◆ **REQUEST**
Your job is to retype all of the data word for word, leaving every image out.

-- begin MATERIAL SUPPLIED --

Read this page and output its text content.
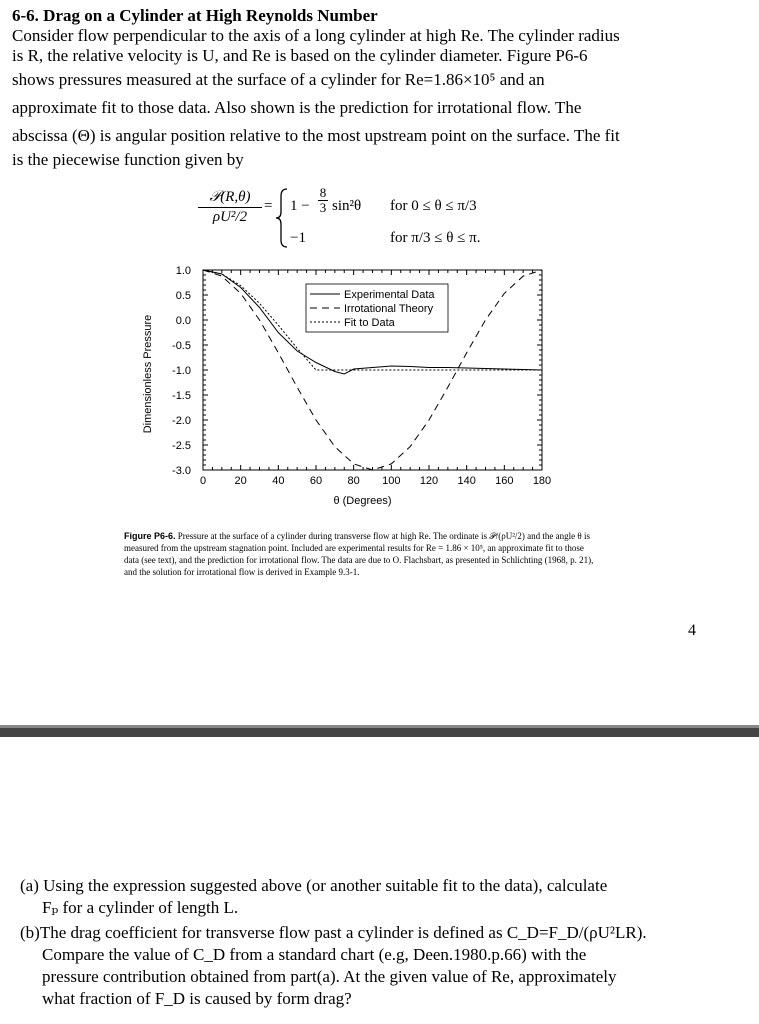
6-6. Drag on a Cylinder at High Reynolds Number

Consider flow perpendicular to the axis of a long cylinder at high Re. The cylinder radius

is R, the relative velocity is U, and Re is based on the cylinder diameter. Figure P6-6

shows pressures measured at the surface of a cylinder for Re=1.86×10⁵ and an

approximate fit to those data. Also shown is the prediction for irrotational flow. The

abscissa (Θ) is angular position relative to the most upstream point on the surface. The fit

is the piecewise function given by

𝒫(R,θ)
ρU²/2
= 1 −
8
3 sin²θ for 0 ≤ θ ≤ π/3
−1	for π/3 ≤ θ ≤ π.
0	20 40 60 80 100 120 140 160 180
1.0
0.5
0.0
-0.5
-1.0
-1.5
-2.0
-2.5
-3.0
θ (Degrees)
Dimensionless Pressure
Experimental Data
Irrotational Theory
Fit to Data
Figure P6-6. Pressure at the surface of a cylinder during transverse flow at high Re. The ordinate is 𝒫/(ρU²/2) and the angle θ is measured from the upstream stagnation point. Included are experimental results for Re = 1.86 × 10⁵, an approximate fit to those data (see text), and the prediction for irrotational flow. The data are due to O. Flachsbart, as presented in Schlichting (1968, p. 21), and the solution for irrotational flow is derived in Example 9.3-1.
4

(a) Using the expression suggested above (or another suitable fit to the data), calculate
Fₚ for a cylinder of length L.

(b)The drag coefficient for transverse flow past a cylinder is defined as C_D=F_D/(ρU²LR).
Compare the value of C_D from a standard chart (e.g, Deen.1980.p.66) with the
pressure contribution obtained from part(a). At the given value of Re, approximately
what fraction of F_D is caused by form drag?
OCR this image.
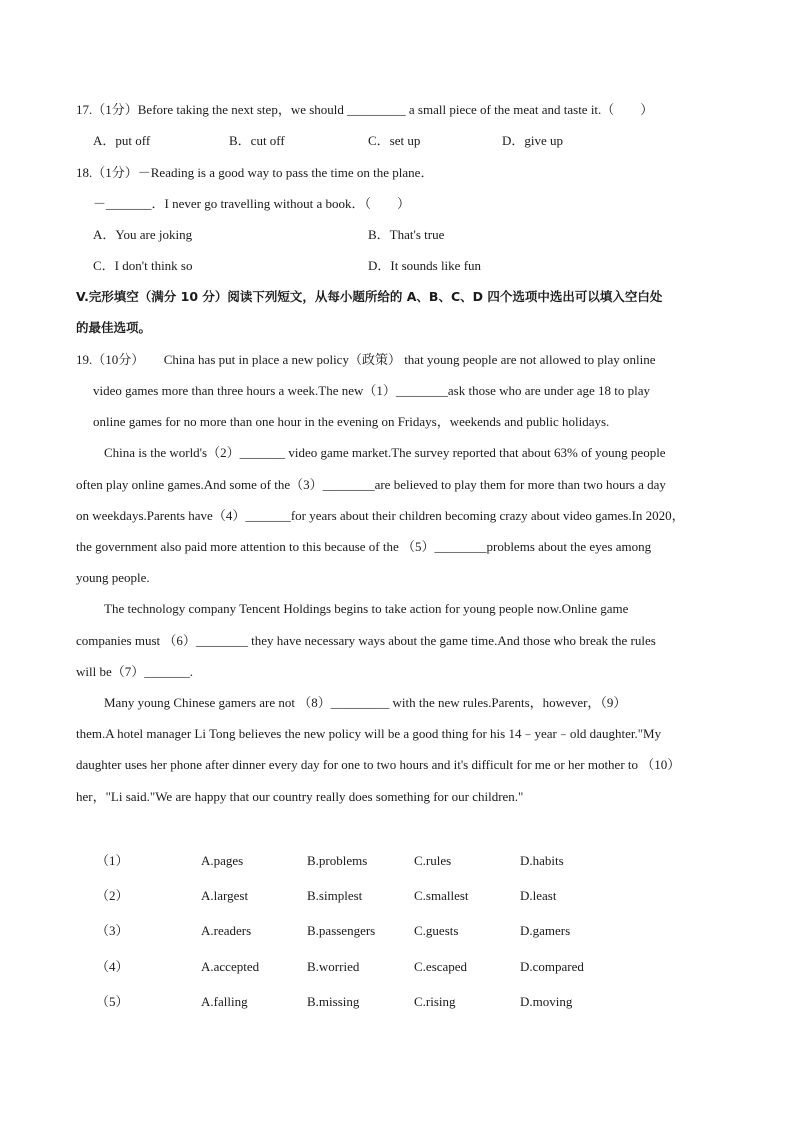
17.（1分）Before taking the next step，we should _________ a small piece of the meat and taste it.（　　）
A．put off	B．cut off	C．set up	D．give up
18.（1分）－Reading is a good way to pass the time on the plane．
－_______．I never go travelling without a book．（　　）
A．You are joking	B．That's true
C．I don't think so	D．It sounds like fun
V.完形填空（满分 10 分）阅读下列短文，从每小题所给的 A、B、C、D 四个选项中选出可以填入空白处
的最佳选项。
19.（10分）　　China has put in place a new policy（政策） that young people are not allowed to play online
video games more than three hours a week.The new（1）________ask those who are under age 18 to play
online games for no more than one hour in the evening on Fridays，weekends and public holidays.
China is the world's（2）_______ video game market.The survey reported that about 63% of young people
often play online games.And some of the（3）________are believed to play them for more than two hours a day
on weekdays.Parents have（4）_______for years about their children becoming crazy about video games.In 2020，
the government also paid more attention to this because of the （5）________problems about the eyes among
young people.
The technology company Tencent Holdings begins to take action for young people now.Online game
companies must （6）________ they have necessary ways about the game time.And those who break the rules
will be（7）_______.
Many young Chinese gamers are not （8）_________ with the new rules.Parents，however，（9）
them.A hotel manager Li Tong believes the new policy will be a good thing for his 14﹣year﹣old daughter."My
daughter uses her phone after dinner every day for one to two hours and it's difficult for me or her mother to （10）
her，"Li said."We are happy that our country really does something for our children."
（1）	A.pages	B.problems	C.rules	D.habits
（2）	A.largest	B.simplest	C.smallest	D.least
（3）	A.readers	B.passengers	C.guests	D.gamers
（4）	A.accepted	B.worried	C.escaped	D.compared
（5）	A.falling	B.missing	C.rising	D.moving
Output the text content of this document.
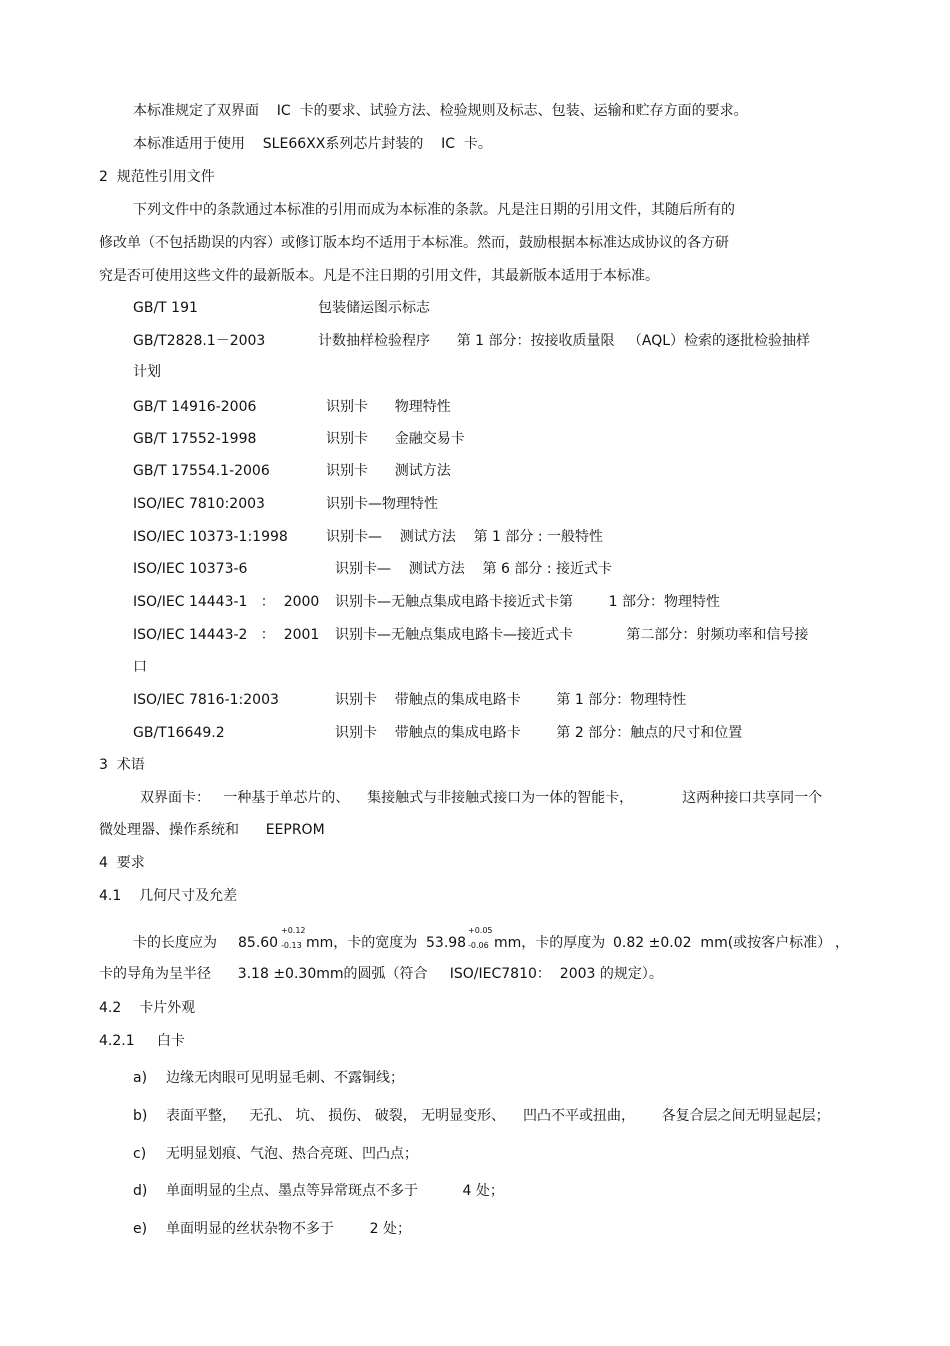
本标准规定了双界面    IC  卡的要求、试验方法、检验规则及标志、包装、运输和贮存方面的要求。
本标准适用于使用    SLE66XX系列芯片封装的    IC  卡。
2  规范性引用文件
下列文件中的条款通过本标准的引用而成为本标准的条款。凡是注日期的引用文件，其随后所有的
修改单（不包括勘误的内容）或修订版本均不适用于本标准。然而，鼓励根据本标准达成协议的各方研
究是否可使用这些文件的最新版本。凡是不注日期的引用文件，其最新版本适用于本标准。
GB/T 191	包装储运图示标志
GB/T2828.1－2003	计数抽样检验程序      第 1 部分：按接收质量限   （AQL）检索的逐批检验抽样
计划
GB/T 14916-2006	识别卡      物理特性
GB/T 17552-1998	识别卡      金融交易卡
GB/T 17554.1-2006	识别卡      测试方法
ISO/IEC 7810:2003	识别卡—物理特性
ISO/IEC 10373-1:1998	识别卡—    测试方法    第 1 部分 : 一般特性
ISO/IEC 10373-6	识别卡—    测试方法    第 6 部分 : 接近式卡
ISO/IEC 14443-1   ：  2000 识别卡—无触点集成电路卡接近式卡第        1 部分：物理特性
ISO/IEC 14443-2   ：  2001 识别卡—无触点集成电路卡—接近式卡            第二部分：射频功率和信号接
口
ISO/IEC 7816-1:2003	识别卡    带触点的集成电路卡        第 1 部分：物理特性
GB/T16649.2	识别卡    带触点的集成电路卡        第 2 部分：触点的尺寸和位置
3  术语
双界面卡：   一种基于单芯片的、    集接触式与非接触式接口为一体的智能卡，           这两种接口共享同一个
微处理器、操作系统和      EEPROM
4  要求
4.1    几何尺寸及允差
卡的长度应为 85.60
+0.12
-0.13 mm，卡的宽度为 53.98
+0.05
-0.06 mm，卡的厚度为 0.82 ±0.02  mm(或按客户标准） ，
卡的导角为呈半径      3.18 ±0.30mm的圆弧（符合     ISO/IEC7810：  2003 的规定）。
4.2    卡片外观
4.2.1     白卡
a) 边缘无肉眼可见明显毛刺、不露铜线；
b) 表面平整，   无孔、 坑、 损伤、 破裂， 无明显变形、    凹凸不平或扭曲，      各复合层之间无明显起层；
c) 无明显划痕、气泡、热合亮斑、凹凸点；
d) 单面明显的尘点、墨点等异常斑点不多于          4 处；
e) 单面明显的丝状杂物不多于        2 处；
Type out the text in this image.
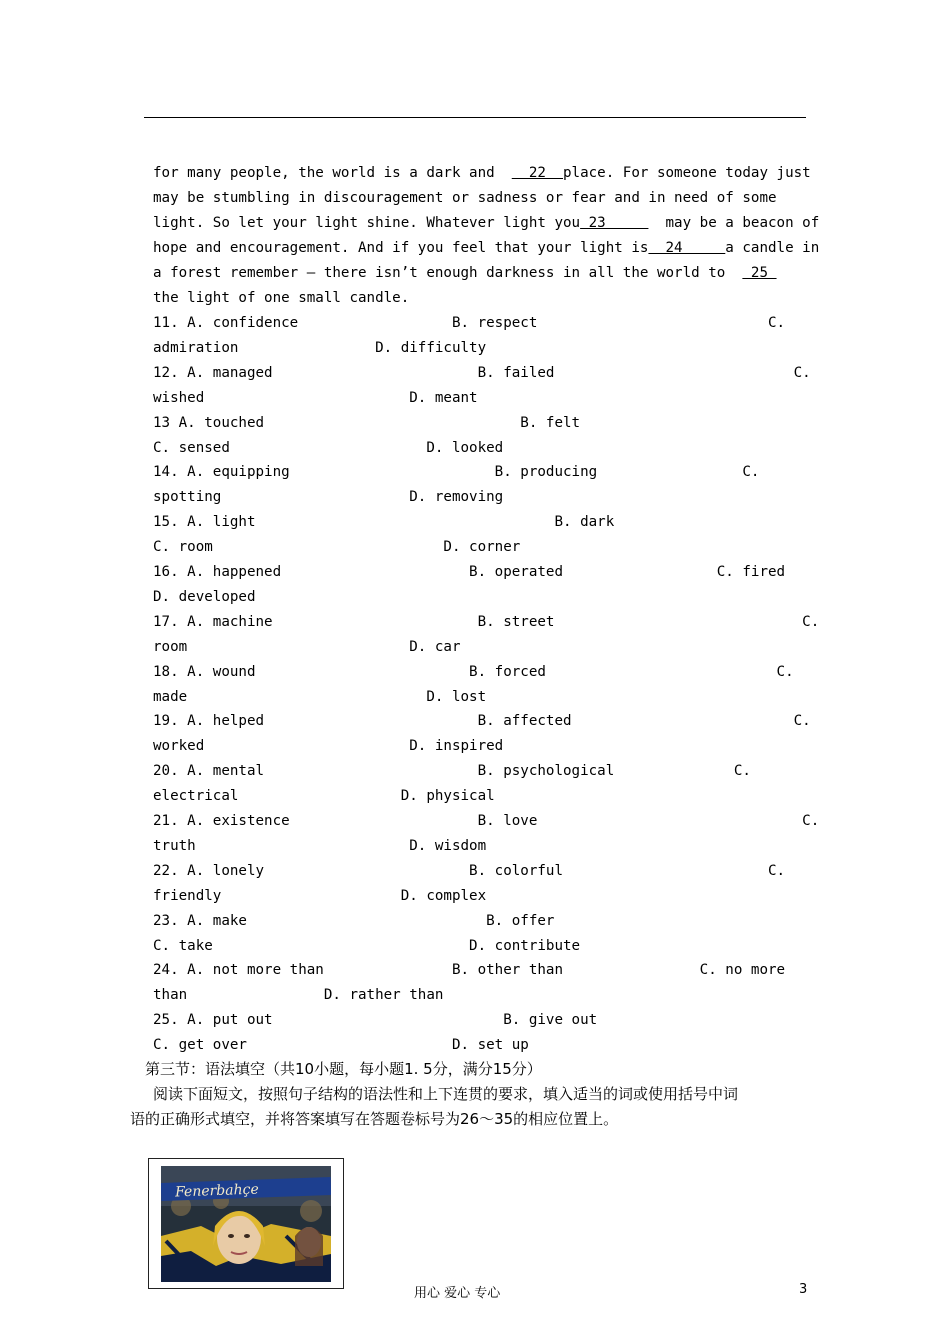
for many people, the world is a dark and    22  place. For someone today just
may be stumbling in discouragement or sadness or fear and in need of some
light. So let your light shine. Whatever light you 23       may be a beacon of
hope and encouragement. And if you feel that your light is  24     a candle in
a forest remember — there isn’t enough darkness in all the world to   25
the light of one small candle.
11. A. confidence                  B. respect                           C.
admiration                D. difficulty
12. A. managed                        B. failed                            C.
wished                        D. meant
13 A. touched                              B. felt
C. sensed                       D. looked
14. A. equipping                        B. producing                 C.
spotting                      D. removing
15. A. light                                   B. dark
C. room                           D. corner
16. A. happened                      B. operated                  C. fired
D. developed
17. A. machine                        B. street                             C.
room                          D. car
18. A. wound                         B. forced                           C.
made                            D. lost
19. A. helped                         B. affected                          C.
worked                        D. inspired
20. A. mental                         B. psychological              C.
electrical                   D. physical
21. A. existence                      B. love                               C.
truth                         D. wisdom
22. A. lonely                        B. colorful                        C.
friendly                     D. complex
23. A. make                            B. offer
C. take                              D. contribute
24. A. not more than               B. other than                C. no more
than                D. rather than
25. A. put out                           B. give out
C. get over                        D. set up
第三节：语法填空（共10小题，每小题1. 5分，满分15分）
阅读下面短文，按照句子结构的语法性和上下连贯的要求，填入适当的词或使用括号中词
语的正确形式填空，并将答案填写在答题卷标号为26～35的相应位置上。
Fenerbahçe
用心 爱心 专心	3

-- end MATERIAL SUPPLIED --

◆ **RESPONSE TO THIS TASK**
Read this page and output its text content.
6-6. Drag on a Cylinder at High Reynolds Number

Consider flow perpendicular to the axis of a long cylinder at high Re. The cylinder radius

is R, the relative velocity is U, and Re is based on the cylinder diameter. Figure P6-6

shows pressures measured at the surface of a cylinder for Re=1.86×10⁵ and an

approximate fit to those data. Also shown is the prediction for irrotational flow. The

abscissa (Θ) is angular position relative to the most upstream point on the surface. The fit

is the piecewise function given by

𝒫(R,θ)
ρU²/2
= 1 −
8
3 sin²θ for 0 ≤ θ ≤ π/3
−1	for π/3 ≤ θ ≤ π.
0	20 40 60 80 100 120 140 160 180
1.0
0.5
0.0
-0.5
-1.0
-1.5
-2.0
-2.5
-3.0
θ (Degrees)
Dimensionless Pressure
Experimental Data
Irrotational Theory
Fit to Data
Figure P6-6. Pressure at the surface of a cylinder during transverse flow at high Re. The ordinate is 𝒫/(ρU²/2) and the angle θ is measured from the upstream stagnation point. Included are experimental results for Re = 1.86 × 10⁵, an approximate fit to those data (see text), and the prediction for irrotational flow. The data are due to O. Flachsbart, as presented in Schlichting (1968, p. 21), and the solution for irrotational flow is derived in Example 9.3-1.
4

(a) Using the expression suggested above (or another suitable fit to the data), calculate
Fₚ for a cylinder of length L.

(b)The drag coefficient for transverse flow past a cylinder is defined as C_D=F_D/(ρU²LR).
Compare the value of C_D from a standard chart (e.g, Deen.1980.p.66) with the
pressure contribution obtained from part(a). At the given value of Re, approximately
what fraction of F_D is caused by form drag?
OCR this image.
17.（1分）Before taking the next step，we should _________ a small piece of the meat and taste it.（　　）
A．put off	B．cut off	C．set up	D．give up
18.（1分）－Reading is a good way to pass the time on the plane．
－_______．I never go travelling without a book．（　　）
A．You are joking	B．That's true
C．I don't think so	D．It sounds like fun
V.完形填空（满分 10 分）阅读下列短文，从每小题所给的 A、B、C、D 四个选项中选出可以填入空白处
的最佳选项。
19.（10分）　　China has put in place a new policy（政策） that young people are not allowed to play online
video games more than three hours a week.The new（1）________ask those who are under age 18 to play
online games for no more than one hour in the evening on Fridays，weekends and public holidays.
China is the world's（2）_______ video game market.The survey reported that about 63% of young people
often play online games.And some of the（3）________are believed to play them for more than two hours a day
on weekdays.Parents have（4）_______for years about their children becoming crazy about video games.In 2020，
the government also paid more attention to this because of the （5）________problems about the eyes among
young people.
The technology company Tencent Holdings begins to take action for young people now.Online game
companies must （6）________ they have necessary ways about the game time.And those who break the rules
will be（7）_______.
Many young Chinese gamers are not （8）_________ with the new rules.Parents，however，（9）
them.A hotel manager Li Tong believes the new policy will be a good thing for his 14﹣year﹣old daughter."My
daughter uses her phone after dinner every day for one to two hours and it's difficult for me or her mother to （10）
her，"Li said."We are happy that our country really does something for our children."
（1）	A.pages	B.problems	C.rules	D.habits
（2）	A.largest	B.simplest	C.smallest	D.least
（3）	A.readers	B.passengers	C.guests	D.gamers
（4）	A.accepted	B.worried	C.escaped	D.compared
（5）	A.falling	B.missing	C.rising	D.moving
Output the text content of this document.
本标准规定了双界面    IC  卡的要求、试验方法、检验规则及标志、包装、运输和贮存方面的要求。
本标准适用于使用    SLE66XX系列芯片封装的    IC  卡。
2  规范性引用文件
下列文件中的条款通过本标准的引用而成为本标准的条款。凡是注日期的引用文件，其随后所有的
修改单（不包括勘误的内容）或修订版本均不适用于本标准。然而，鼓励根据本标准达成协议的各方研
究是否可使用这些文件的最新版本。凡是不注日期的引用文件，其最新版本适用于本标准。
GB/T 191	包装储运图示标志
GB/T2828.1－2003	计数抽样检验程序      第 1 部分：按接收质量限   （AQL）检索的逐批检验抽样
计划
GB/T 14916-2006	识别卡      物理特性
GB/T 17552-1998	识别卡      金融交易卡
GB/T 17554.1-2006	识别卡      测试方法
ISO/IEC 7810:2003	识别卡—物理特性
ISO/IEC 10373-1:1998	识别卡—    测试方法    第 1 部分 : 一般特性
ISO/IEC 10373-6	识别卡—    测试方法    第 6 部分 : 接近式卡
ISO/IEC 14443-1   ：  2000 识别卡—无触点集成电路卡接近式卡第        1 部分：物理特性
ISO/IEC 14443-2   ：  2001 识别卡—无触点集成电路卡—接近式卡            第二部分：射频功率和信号接
口
ISO/IEC 7816-1:2003	识别卡    带触点的集成电路卡        第 1 部分：物理特性
GB/T16649.2	识别卡    带触点的集成电路卡        第 2 部分：触点的尺寸和位置
3  术语
双界面卡：   一种基于单芯片的、    集接触式与非接触式接口为一体的智能卡，           这两种接口共享同一个
微处理器、操作系统和      EEPROM
4  要求
4.1    几何尺寸及允差
卡的长度应为 85.60
+0.12
-0.13 mm，卡的宽度为 53.98
+0.05
-0.06 mm，卡的厚度为 0.82 ±0.02  mm(或按客户标准） ，
卡的导角为呈半径      3.18 ±0.30mm的圆弧（符合     ISO/IEC7810：  2003 的规定）。
4.2    卡片外观
4.2.1     白卡
a) 边缘无肉眼可见明显毛刺、不露铜线；
b) 表面平整，   无孔、 坑、 损伤、 破裂， 无明显变形、    凹凸不平或扭曲，      各复合层之间无明显起层；
c) 无明显划痕、气泡、热合亮斑、凹凸点；
d) 单面明显的尘点、墨点等异常斑点不多于          4 处；
e) 单面明显的丝状杂物不多于        2 处；
Type out the text in this image.
for many people, the world is a dark and    22  place. For someone today just
may be stumbling in discouragement or sadness or fear and in need of some
light. So let your light shine. Whatever light you 23       may be a beacon of
hope and encouragement. And if you feel that your light is  24     a candle in
a forest remember — there isn’t enough darkness in all the world to   25
the light of one small candle.
11. A. confidence                  B. respect                           C.
admiration                D. difficulty
12. A. managed                        B. failed                            C.
wished                        D. meant
13 A. touched                              B. felt
C. sensed                       D. looked
14. A. equipping                        B. producing                 C.
spotting                      D. removing
15. A. light                                   B. dark
C. room                           D. corner
16. A. happened                      B. operated                  C. fired
D. developed
17. A. machine                        B. street                             C.
room                          D. car
18. A. wound                         B. forced                           C.
made                            D. lost
19. A. helped                         B. affected                          C.
worked                        D. inspired
20. A. mental                         B. psychological              C.
electrical                   D. physical
21. A. existence                      B. love                               C.
truth                         D. wisdom
22. A. lonely                        B. colorful                        C.
friendly                     D. complex
23. A. make                            B. offer
C. take                              D. contribute
24. A. not more than               B. other than                C. no more
than                D. rather than
25. A. put out                           B. give out
C. get over                        D. set up
第三节：语法填空（共10小题，每小题1. 5分，满分15分）
阅读下面短文，按照句子结构的语法性和上下连贯的要求，填入适当的词或使用括号中词
语的正确形式填空，并将答案填写在答题卷标号为26～35的相应位置上。
Fenerbahçe
用心 爱心 专心	3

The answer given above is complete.